---------- DOCUMENT EXTRACT ----------
In contrast to the general interactions, more missed interactions are observed and
only a few chemokines have multiple interactions studied, like CCL2, CXCL10, CXCR4,
and CXCL12.
CCL2 Expression in Macrophages
Inspired by the review by Hartmann et al,[8] we investigate the miRNA-mediated CCL2 expression in macrophages. Searching only
the macrophages context ([Fig. 3], search parameters in [Supplementary Table S5], available in the online version), all but one interaction from the Hartmann et
al[8] review are found. The missed interaction between miR-150:CCL2 can be explained such
that Hartmann et al[8] show this regulation in their network, but state, that this regulation is indirect
via KLF2 and miR-124a, which is found by atheMir.
Fig. 3 The incremented micro-ribonucleic acid (miRNA)-mediated CCL2 expression in macrophages.
---------- DATA UNDER STUDY ----------
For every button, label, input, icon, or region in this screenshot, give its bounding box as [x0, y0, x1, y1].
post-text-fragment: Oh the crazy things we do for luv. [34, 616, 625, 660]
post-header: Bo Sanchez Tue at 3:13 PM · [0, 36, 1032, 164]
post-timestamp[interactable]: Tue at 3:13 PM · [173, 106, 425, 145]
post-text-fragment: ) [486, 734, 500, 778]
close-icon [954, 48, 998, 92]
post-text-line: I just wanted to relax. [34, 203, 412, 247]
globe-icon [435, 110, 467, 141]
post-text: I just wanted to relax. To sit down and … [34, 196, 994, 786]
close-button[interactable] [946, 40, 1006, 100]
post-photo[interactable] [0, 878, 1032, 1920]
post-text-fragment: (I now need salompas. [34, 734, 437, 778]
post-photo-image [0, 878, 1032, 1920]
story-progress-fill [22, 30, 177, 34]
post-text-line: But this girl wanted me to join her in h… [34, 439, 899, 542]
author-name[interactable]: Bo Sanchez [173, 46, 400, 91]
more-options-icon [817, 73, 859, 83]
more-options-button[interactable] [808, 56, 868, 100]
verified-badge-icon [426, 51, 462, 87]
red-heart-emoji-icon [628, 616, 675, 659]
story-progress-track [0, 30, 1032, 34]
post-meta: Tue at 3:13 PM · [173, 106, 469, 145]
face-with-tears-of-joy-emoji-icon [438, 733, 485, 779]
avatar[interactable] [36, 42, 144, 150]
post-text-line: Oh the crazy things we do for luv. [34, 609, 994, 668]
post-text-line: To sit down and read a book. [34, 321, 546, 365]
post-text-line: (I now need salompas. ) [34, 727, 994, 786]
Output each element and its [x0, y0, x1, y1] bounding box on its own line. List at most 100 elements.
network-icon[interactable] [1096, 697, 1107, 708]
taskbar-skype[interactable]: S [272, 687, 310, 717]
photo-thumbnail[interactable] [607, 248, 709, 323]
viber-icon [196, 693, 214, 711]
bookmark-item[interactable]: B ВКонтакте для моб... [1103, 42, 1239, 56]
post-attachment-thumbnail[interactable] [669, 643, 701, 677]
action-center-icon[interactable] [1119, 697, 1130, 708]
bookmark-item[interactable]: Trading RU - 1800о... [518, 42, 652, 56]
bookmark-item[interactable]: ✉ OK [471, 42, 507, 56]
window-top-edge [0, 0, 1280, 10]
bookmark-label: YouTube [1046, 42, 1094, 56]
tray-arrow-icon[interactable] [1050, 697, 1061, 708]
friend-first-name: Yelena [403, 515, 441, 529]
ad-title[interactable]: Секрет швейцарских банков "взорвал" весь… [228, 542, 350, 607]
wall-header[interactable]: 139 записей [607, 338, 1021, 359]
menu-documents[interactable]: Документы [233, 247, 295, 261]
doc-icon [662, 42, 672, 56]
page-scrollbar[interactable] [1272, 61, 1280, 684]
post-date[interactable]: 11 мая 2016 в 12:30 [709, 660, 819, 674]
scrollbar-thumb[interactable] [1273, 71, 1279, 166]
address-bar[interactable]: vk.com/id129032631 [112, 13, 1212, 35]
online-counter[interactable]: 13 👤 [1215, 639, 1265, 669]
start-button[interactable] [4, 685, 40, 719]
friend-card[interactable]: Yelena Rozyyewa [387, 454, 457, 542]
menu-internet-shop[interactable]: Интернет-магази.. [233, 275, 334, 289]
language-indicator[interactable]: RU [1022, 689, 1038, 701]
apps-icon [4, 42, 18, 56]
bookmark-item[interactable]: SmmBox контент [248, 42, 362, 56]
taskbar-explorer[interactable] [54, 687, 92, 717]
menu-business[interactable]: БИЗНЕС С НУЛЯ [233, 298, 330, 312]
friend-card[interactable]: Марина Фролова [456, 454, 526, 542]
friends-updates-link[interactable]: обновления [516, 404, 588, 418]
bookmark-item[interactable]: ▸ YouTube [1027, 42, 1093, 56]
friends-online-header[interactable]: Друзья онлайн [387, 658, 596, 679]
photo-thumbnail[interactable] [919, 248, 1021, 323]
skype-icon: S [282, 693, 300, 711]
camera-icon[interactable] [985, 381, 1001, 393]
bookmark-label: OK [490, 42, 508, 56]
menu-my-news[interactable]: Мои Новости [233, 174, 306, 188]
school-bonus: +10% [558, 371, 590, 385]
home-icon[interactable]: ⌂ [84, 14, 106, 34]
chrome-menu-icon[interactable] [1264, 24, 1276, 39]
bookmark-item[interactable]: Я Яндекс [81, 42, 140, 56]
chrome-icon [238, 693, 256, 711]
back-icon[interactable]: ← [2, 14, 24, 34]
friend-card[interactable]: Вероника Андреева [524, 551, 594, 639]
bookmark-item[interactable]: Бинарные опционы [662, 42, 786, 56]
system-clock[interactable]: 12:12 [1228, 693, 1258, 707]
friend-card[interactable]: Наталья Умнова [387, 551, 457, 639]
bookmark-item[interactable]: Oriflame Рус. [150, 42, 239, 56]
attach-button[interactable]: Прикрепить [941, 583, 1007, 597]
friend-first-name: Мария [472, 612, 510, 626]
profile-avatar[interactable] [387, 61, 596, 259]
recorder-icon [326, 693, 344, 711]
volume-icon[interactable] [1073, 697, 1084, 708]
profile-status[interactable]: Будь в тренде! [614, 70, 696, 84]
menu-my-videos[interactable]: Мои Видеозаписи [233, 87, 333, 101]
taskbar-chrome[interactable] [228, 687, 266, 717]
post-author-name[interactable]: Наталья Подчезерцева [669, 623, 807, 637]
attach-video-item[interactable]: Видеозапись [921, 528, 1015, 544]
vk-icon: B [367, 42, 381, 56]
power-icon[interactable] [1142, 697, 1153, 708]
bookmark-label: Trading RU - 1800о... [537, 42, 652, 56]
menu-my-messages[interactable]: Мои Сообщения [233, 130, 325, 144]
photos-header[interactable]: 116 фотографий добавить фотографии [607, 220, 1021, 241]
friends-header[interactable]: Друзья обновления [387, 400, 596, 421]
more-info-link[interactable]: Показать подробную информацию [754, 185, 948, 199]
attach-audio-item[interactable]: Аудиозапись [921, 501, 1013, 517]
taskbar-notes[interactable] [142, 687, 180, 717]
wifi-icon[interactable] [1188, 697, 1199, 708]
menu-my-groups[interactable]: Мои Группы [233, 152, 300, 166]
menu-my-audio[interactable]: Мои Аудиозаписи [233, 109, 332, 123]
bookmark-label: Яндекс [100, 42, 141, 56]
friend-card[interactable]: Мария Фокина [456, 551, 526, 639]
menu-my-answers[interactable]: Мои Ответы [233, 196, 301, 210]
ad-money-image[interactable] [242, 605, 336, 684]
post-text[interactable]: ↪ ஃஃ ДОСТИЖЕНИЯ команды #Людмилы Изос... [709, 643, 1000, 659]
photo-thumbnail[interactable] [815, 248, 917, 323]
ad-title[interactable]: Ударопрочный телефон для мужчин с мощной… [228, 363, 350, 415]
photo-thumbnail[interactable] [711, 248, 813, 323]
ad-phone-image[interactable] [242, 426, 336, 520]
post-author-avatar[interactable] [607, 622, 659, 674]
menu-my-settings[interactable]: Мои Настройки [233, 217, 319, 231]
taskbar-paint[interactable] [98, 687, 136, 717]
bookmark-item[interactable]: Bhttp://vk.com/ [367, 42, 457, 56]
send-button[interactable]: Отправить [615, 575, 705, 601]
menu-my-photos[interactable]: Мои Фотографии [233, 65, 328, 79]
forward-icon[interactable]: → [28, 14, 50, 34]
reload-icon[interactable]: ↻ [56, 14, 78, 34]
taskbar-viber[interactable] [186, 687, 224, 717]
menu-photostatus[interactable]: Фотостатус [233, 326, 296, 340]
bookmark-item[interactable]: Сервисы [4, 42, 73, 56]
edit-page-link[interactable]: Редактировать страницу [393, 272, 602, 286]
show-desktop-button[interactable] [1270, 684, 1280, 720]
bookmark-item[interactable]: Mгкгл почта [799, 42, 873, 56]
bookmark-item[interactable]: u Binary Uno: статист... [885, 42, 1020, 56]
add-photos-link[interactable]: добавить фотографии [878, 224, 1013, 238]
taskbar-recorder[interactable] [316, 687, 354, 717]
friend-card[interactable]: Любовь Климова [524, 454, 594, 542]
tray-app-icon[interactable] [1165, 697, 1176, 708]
----------
• COMPLETE THE FOLLOWING
1 > In the excerpt on CCL2 expression in macrophages, why is the miR-150:CCL2 interaction missed? Answer in one to three sentences.
2 > Carry on the excerpt on CCL2 expression in macrophages, starting after its last line.
The collection entries have nothing to do with what follows.

• EXERCISE ANSWERS
1 > Hartmann et al. include this regulation in their network, but they state that it is indirect, acting via KLF2 and miR-124a. That indirect route is what atheMir finds.

2 >
The original interactions from the Hartmann et al review[8] (fig. 2) are underlayed.
Fig. 4 (A) A model for the regulation of CCL2 in macrophages via miR-146a and miR-125. Depending
on an over- or underexpression of miR-146a, Toll-like receptor 4 (TLR4) is either
repressed, or regularly expressed. In the first case, the nuclear factor kappa B (NF-κB)-mediated
pathway is reduced, but also less miR-124 represses CCL2. If TLR4 is expressed regularly,
CCL2 is expressed via the NF-κB pathway, but also repressed via miR-124. Assuming
that both paths are equally strong, the expression of TLR4 does not affect CCL2 expression.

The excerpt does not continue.